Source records
- - -

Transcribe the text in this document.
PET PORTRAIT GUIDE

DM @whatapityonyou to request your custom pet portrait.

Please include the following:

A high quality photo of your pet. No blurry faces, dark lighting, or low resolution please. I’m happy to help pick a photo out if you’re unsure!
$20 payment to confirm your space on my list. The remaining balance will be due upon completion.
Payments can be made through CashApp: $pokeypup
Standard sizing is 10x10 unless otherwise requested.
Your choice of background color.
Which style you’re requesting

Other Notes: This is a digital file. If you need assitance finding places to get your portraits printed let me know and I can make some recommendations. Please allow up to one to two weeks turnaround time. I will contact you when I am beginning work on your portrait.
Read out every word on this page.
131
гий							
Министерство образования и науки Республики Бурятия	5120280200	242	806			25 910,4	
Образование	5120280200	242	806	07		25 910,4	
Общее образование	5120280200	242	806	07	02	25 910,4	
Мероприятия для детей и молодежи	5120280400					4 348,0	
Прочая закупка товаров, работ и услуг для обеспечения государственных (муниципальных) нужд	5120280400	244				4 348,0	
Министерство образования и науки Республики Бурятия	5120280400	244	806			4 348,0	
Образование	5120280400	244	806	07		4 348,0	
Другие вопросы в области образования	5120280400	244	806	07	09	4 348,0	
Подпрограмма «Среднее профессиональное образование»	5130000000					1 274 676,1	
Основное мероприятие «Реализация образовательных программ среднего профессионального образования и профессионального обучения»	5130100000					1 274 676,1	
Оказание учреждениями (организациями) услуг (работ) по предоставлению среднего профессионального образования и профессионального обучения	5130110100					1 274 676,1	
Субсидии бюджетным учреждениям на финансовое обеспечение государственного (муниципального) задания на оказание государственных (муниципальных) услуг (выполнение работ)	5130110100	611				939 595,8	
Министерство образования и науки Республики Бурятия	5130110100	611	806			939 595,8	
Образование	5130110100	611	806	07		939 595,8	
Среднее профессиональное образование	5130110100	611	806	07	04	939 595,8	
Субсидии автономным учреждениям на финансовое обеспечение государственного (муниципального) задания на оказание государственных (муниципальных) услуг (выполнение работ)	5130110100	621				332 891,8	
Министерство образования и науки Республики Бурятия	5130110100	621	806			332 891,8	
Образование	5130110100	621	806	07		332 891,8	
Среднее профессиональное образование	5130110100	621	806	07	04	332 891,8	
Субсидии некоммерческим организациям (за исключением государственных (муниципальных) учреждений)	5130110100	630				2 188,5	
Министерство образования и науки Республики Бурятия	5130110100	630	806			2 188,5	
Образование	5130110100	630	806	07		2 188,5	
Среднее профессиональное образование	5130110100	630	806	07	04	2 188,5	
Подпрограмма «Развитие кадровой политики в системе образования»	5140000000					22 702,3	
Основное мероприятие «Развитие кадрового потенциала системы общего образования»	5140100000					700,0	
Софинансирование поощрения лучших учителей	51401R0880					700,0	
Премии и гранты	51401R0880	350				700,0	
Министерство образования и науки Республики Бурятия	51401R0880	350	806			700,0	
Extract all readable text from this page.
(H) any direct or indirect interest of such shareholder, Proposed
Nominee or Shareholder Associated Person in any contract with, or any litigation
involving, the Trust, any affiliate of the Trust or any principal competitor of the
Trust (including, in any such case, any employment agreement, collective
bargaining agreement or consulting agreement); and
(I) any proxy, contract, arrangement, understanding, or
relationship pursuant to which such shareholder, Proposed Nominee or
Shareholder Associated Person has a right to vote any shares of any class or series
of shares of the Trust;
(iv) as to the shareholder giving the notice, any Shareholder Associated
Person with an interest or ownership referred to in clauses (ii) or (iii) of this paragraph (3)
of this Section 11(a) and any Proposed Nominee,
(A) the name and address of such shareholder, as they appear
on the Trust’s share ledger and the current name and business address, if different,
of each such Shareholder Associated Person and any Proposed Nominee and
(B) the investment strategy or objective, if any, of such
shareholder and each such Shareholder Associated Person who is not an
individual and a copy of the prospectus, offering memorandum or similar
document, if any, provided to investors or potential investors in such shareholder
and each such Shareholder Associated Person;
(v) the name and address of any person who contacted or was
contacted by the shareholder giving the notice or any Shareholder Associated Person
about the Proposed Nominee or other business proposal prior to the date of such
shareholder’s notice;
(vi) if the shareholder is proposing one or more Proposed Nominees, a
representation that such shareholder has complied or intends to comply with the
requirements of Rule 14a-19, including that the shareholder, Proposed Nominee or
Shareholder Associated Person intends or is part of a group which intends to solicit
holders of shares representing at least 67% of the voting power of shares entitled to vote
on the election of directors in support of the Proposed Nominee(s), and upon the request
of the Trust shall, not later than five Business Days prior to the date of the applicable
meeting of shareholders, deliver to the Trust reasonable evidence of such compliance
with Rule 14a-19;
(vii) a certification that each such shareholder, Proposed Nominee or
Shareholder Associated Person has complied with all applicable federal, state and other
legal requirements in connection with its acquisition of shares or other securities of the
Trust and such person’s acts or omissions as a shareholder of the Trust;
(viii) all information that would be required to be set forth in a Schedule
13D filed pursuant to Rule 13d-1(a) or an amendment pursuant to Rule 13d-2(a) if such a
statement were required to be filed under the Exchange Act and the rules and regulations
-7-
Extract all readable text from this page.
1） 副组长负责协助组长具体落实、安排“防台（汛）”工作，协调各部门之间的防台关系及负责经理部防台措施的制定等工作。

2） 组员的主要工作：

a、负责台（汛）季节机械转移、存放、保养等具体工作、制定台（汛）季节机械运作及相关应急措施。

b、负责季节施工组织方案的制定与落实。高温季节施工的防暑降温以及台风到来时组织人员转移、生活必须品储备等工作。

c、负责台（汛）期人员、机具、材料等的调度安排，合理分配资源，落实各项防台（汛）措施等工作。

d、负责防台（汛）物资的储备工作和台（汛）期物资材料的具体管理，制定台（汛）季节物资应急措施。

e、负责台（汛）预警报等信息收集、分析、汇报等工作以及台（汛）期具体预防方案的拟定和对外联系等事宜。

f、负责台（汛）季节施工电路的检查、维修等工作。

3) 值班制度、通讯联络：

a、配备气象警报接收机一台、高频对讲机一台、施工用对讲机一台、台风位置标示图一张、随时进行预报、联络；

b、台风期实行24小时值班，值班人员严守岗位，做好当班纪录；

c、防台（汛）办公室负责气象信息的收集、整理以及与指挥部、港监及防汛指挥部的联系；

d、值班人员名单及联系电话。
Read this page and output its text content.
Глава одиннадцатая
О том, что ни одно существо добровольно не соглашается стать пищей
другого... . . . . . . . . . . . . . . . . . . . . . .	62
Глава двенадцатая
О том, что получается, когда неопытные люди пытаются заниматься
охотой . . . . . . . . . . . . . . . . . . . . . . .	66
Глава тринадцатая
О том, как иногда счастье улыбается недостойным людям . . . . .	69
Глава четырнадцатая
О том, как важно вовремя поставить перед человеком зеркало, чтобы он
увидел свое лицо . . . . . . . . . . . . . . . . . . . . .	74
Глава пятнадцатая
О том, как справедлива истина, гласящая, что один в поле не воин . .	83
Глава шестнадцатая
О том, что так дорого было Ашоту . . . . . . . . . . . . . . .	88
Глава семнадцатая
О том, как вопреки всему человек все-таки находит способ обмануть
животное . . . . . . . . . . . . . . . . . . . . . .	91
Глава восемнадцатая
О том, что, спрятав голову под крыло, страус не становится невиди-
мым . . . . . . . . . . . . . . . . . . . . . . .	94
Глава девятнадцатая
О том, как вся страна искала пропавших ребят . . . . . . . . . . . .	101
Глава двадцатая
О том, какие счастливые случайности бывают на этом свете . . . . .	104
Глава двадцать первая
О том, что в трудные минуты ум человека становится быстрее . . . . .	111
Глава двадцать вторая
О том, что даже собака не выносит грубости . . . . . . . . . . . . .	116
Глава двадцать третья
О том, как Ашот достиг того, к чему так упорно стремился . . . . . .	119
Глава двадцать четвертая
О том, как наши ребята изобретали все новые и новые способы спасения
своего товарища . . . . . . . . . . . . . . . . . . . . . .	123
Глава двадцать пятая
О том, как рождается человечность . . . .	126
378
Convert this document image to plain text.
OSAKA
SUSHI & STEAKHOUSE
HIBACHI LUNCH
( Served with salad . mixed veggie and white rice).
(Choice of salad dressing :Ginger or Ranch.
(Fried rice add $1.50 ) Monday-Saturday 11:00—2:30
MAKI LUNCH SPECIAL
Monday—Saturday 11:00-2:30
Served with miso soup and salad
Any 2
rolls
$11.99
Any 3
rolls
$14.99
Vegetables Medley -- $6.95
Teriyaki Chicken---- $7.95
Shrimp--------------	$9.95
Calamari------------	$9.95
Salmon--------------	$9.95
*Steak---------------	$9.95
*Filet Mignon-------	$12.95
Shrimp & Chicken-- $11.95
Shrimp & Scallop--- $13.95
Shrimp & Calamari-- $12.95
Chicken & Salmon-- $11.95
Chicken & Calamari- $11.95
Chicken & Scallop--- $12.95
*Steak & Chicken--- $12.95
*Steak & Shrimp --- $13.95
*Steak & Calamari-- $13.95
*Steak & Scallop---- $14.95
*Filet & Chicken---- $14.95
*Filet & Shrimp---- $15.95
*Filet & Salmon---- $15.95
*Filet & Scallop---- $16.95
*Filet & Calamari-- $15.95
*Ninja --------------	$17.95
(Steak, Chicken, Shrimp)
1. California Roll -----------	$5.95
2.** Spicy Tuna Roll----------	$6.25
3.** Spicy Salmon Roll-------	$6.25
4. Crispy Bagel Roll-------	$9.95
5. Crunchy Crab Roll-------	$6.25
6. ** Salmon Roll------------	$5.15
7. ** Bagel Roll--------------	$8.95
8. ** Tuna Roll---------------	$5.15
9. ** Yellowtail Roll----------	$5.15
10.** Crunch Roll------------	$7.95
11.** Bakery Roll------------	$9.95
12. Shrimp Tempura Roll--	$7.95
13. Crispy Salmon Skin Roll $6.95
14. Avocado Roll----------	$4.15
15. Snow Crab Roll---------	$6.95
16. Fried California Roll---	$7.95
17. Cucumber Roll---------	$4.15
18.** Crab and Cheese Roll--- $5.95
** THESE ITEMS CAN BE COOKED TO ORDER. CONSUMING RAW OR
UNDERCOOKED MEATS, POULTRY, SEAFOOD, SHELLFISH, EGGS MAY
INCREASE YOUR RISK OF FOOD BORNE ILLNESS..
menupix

- - -

* _EXERCISE_
Search the data for the string "interest" and copy each line where it appears.

* _TASK RESULT_
(H) any direct or indirect interest of such shareholder, Proposed
Person with an interest or ownership referred to in clauses (ii) or (iii) of this paragraph (3)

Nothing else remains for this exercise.